- Born: 1970 (age 55–56) Czechoslovakia

Academic background
- Alma mater: Charles University (BS) California State University (BA) University of Washington (MA, PhD)
- Thesis: A matter of speaking: Racism, gender and social deviance in the politics of the “Gypsy question” in communist Czechoslovakia, 1945–1989 (2002)
- Doctoral advisor: James Ramon Felak
- Other advisors: Uta G. Poiger Suzanne Lebsock

Academic work
- Discipline: Sociology
- Sub-discipline: Gender studies, LGBT+ studies
- Institutions: Charles University

= Věra Sokolová =

Czech anthropologist, university educator, feminist

Věra Sokolová (born 1970) is a Czech academic who specializes in gender studies and specifically focuses on identity policy and the construction of sexuality from a historical and social perspective, evaluating the power, structuring and defining of sexuality to transcend binary boundaries. She is the chair of the Department of Gender Studies at Charles University in Prague. She is the co-managing editor of Gender and Generation, along with Kateřina Kolářová.

==Early life and education==
Věra Sokolová was born in Czechoslovakia in 1970. She earned a Bachelor of Science degree in geography at Charles University in 1992, before continuing her studies in the United States at California State University in Sacramento. In the U.S., she studied history and cultural anthropology. After graduating summa cum laude with a Bachelor of Arts degree in history in 1994, she completed a master's degree (1996) and a PhD in history at the University of Washington (2002). Her dissertation was titled "A matter of speaking: Racism, gender, and social deviance in the politics of the “Gypsy question” in communist Czechoslovakia, 1945–1989." Sokolová's doctoral advisor was James Ramon Felak. Other academic advisors included Uta G. Poiger and Suzanne Lebsock.

§ **Tasks to complete**:
1. According to the Věra Sokolová biography, what subject did she study for her Bachelor of Science at Charles University?
2. Reproduce the Věra Sokolová biography between "- Thesis: A" and "Czechoslovakia, 1945–1989 (2002)", inclusive.

§ **Supplied entries**:
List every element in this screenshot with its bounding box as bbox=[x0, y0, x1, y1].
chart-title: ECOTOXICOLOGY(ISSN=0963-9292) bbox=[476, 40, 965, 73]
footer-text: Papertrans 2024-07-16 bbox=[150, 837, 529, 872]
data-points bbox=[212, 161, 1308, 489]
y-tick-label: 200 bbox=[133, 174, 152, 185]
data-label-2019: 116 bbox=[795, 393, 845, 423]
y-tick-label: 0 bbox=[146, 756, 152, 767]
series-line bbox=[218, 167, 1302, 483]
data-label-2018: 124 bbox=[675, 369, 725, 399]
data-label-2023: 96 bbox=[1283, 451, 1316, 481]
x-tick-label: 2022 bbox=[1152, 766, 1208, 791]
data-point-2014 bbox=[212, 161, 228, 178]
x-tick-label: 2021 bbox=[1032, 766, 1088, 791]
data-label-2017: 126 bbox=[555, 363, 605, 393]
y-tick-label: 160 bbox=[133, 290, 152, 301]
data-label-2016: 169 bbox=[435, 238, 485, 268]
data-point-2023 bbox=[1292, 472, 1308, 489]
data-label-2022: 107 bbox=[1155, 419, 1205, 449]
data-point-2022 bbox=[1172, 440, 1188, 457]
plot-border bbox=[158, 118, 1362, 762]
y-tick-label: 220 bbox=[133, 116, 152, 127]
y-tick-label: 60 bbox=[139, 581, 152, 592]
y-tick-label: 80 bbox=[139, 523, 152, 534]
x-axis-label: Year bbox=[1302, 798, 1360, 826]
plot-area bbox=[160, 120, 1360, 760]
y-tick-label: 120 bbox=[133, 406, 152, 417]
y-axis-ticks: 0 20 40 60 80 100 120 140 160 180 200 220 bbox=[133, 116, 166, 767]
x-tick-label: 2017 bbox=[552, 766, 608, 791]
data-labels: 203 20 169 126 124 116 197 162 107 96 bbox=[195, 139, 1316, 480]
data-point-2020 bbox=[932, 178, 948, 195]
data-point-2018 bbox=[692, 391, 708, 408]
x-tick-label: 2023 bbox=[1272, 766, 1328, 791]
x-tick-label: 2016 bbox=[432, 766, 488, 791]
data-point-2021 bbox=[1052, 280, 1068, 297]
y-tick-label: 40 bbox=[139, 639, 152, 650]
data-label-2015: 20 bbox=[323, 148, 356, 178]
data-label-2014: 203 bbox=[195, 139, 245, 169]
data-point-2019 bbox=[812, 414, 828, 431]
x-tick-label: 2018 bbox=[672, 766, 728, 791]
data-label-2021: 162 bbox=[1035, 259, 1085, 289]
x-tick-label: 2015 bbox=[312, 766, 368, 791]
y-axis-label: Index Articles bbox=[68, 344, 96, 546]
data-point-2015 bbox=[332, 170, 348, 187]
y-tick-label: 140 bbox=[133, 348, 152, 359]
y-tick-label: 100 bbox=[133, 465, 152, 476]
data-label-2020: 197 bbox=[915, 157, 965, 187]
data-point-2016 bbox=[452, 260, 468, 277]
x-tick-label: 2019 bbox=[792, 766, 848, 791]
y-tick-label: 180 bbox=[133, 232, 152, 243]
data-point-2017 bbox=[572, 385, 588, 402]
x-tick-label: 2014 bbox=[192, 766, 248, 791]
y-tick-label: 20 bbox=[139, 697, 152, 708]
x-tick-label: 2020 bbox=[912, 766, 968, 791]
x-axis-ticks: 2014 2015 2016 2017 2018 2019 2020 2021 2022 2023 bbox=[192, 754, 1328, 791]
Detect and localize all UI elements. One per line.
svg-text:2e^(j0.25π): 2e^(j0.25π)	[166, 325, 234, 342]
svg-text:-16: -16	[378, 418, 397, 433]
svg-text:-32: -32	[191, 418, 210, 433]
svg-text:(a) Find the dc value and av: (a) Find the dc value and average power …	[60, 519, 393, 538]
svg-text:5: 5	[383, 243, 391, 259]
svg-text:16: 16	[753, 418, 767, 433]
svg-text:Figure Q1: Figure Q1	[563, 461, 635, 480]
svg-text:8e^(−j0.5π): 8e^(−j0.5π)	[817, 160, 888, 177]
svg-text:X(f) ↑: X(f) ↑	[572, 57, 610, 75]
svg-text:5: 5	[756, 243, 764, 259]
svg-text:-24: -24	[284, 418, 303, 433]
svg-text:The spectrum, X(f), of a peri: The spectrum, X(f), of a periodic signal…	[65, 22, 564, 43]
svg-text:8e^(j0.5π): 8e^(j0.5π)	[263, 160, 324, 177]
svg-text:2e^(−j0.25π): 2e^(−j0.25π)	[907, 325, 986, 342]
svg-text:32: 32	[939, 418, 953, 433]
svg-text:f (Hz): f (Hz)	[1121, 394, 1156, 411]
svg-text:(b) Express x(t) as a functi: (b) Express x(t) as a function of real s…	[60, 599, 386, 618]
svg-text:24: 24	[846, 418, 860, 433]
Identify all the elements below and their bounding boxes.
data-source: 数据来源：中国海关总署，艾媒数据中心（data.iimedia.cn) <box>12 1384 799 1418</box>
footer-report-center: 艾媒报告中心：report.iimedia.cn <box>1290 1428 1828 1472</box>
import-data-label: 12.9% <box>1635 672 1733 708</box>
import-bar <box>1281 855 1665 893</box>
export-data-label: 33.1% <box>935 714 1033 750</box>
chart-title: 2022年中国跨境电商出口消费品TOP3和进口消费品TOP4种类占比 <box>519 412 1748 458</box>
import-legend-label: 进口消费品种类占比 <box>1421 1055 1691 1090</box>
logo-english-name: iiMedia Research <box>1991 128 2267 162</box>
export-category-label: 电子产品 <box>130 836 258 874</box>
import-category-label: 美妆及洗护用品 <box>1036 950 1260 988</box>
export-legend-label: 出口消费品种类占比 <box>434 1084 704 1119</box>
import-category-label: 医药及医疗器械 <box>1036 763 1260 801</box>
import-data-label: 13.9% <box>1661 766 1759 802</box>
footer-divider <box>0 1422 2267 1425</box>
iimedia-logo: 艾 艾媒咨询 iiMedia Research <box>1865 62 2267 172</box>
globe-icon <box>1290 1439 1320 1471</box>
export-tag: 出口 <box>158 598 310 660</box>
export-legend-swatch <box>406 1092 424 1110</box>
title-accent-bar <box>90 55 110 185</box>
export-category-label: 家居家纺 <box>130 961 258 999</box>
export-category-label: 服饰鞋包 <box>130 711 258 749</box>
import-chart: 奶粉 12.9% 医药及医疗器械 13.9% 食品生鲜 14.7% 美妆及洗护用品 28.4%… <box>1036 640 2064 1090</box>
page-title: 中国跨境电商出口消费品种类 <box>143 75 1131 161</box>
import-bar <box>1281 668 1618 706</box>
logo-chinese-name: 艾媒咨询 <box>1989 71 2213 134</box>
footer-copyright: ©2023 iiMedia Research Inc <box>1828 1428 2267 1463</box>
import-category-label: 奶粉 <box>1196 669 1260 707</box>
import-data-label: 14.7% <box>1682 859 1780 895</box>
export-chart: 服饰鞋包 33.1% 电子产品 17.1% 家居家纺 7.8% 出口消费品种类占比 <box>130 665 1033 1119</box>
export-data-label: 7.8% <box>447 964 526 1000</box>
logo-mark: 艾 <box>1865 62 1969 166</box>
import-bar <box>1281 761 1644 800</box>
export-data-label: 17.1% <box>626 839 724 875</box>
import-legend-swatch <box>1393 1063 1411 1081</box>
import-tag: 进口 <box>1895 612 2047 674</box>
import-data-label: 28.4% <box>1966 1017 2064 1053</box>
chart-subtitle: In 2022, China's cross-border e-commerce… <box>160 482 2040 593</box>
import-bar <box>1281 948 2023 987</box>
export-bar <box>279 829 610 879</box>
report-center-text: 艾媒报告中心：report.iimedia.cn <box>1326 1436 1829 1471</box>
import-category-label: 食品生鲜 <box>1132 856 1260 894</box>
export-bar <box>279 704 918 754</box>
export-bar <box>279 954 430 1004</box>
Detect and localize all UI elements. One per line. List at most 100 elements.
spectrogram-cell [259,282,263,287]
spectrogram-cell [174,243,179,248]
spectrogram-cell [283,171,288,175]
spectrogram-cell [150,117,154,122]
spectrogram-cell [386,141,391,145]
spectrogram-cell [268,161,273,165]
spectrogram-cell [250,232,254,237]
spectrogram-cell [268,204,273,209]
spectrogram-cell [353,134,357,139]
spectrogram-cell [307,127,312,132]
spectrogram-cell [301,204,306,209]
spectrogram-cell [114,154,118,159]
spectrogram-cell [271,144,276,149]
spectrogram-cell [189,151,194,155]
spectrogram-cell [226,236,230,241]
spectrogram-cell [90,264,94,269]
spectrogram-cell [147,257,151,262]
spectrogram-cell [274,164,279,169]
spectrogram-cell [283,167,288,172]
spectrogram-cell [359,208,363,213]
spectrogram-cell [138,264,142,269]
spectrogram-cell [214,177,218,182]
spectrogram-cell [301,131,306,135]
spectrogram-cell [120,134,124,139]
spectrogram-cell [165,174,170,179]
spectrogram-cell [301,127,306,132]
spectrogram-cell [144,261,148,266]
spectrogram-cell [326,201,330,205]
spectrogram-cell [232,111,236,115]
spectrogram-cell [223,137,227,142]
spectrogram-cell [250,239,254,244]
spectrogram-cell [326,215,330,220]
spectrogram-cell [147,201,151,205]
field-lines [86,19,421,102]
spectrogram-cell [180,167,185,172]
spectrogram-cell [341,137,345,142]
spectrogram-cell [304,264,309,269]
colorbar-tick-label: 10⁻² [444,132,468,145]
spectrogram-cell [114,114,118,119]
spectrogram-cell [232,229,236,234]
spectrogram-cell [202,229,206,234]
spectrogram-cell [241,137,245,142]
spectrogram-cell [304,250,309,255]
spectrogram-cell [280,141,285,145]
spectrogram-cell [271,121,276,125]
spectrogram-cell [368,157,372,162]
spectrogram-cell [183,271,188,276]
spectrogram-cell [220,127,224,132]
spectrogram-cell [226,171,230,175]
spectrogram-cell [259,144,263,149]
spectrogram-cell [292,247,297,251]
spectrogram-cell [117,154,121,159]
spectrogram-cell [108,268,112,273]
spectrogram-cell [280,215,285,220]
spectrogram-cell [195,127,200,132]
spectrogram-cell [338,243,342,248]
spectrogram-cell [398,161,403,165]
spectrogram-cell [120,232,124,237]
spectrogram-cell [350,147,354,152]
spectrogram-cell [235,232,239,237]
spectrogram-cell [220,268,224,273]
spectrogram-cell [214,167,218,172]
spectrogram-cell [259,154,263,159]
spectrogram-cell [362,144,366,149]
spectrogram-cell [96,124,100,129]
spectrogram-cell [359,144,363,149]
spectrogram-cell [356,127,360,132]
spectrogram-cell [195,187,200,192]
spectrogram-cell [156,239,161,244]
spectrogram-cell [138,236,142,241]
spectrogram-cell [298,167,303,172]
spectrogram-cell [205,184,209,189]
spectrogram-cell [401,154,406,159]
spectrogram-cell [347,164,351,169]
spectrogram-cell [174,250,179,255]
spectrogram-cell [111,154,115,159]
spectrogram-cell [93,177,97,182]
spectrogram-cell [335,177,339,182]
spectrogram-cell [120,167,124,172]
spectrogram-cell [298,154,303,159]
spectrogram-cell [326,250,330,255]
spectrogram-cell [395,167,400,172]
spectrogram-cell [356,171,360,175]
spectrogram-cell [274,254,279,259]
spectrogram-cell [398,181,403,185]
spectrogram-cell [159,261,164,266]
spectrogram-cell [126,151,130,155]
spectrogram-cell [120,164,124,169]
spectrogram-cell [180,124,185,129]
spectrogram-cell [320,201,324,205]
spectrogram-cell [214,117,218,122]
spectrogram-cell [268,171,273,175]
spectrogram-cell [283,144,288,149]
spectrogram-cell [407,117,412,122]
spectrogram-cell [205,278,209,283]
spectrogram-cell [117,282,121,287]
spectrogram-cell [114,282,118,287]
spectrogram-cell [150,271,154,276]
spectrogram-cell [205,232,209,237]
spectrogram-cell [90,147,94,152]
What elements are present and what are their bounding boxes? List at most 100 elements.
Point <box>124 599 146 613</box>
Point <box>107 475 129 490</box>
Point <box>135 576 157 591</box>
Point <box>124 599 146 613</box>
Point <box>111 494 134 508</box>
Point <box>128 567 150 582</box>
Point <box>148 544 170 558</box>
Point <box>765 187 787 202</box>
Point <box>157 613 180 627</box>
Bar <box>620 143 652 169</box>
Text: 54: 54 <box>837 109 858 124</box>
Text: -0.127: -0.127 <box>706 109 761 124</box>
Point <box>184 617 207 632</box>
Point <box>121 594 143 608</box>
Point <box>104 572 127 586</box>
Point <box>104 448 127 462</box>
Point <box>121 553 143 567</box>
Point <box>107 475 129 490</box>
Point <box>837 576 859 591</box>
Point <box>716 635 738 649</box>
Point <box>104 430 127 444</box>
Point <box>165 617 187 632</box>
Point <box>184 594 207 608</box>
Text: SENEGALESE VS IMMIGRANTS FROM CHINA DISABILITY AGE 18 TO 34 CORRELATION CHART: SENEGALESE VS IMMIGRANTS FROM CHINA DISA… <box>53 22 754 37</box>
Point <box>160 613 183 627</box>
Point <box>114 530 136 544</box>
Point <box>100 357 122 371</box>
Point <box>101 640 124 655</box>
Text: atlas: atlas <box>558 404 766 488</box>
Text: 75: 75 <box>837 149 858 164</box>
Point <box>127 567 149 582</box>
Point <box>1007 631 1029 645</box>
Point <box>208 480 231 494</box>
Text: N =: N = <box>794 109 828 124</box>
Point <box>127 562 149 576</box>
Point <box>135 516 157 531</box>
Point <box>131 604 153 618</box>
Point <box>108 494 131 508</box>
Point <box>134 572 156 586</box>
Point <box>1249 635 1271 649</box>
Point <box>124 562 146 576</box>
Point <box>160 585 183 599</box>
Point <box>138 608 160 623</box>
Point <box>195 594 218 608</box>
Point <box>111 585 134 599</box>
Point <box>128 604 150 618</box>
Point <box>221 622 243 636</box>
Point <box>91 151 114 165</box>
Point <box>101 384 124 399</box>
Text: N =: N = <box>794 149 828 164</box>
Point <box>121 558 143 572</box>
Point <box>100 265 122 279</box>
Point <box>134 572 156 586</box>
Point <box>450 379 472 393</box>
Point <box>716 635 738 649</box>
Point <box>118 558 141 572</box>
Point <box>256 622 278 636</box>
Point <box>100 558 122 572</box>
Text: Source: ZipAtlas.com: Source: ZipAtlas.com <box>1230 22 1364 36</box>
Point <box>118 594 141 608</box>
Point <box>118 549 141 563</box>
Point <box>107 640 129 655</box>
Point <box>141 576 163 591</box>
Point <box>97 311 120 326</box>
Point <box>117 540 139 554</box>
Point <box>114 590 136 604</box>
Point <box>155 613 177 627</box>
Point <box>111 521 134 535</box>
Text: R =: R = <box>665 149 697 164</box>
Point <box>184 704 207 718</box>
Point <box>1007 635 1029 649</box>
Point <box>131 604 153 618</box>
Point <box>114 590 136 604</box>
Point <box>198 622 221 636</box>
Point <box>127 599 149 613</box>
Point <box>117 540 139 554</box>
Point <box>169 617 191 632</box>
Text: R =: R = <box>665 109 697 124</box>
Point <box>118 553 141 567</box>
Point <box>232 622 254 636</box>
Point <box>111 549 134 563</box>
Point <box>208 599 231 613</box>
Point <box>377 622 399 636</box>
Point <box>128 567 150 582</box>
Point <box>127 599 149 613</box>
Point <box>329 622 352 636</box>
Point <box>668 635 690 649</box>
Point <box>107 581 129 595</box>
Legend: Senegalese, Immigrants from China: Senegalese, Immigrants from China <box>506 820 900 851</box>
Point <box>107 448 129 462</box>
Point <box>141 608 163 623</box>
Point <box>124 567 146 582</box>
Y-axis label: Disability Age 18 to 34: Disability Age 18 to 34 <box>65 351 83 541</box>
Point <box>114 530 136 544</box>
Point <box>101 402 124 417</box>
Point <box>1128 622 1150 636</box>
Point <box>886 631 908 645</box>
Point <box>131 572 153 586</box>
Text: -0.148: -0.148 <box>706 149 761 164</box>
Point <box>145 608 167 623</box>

§ **Replies**:
1. Geography

2.
- Thesis: A matter of speaking: Racism, gender and social deviance in the politics of the “Gypsy question” in communist Czechoslovakia, 1945–1989 (2002)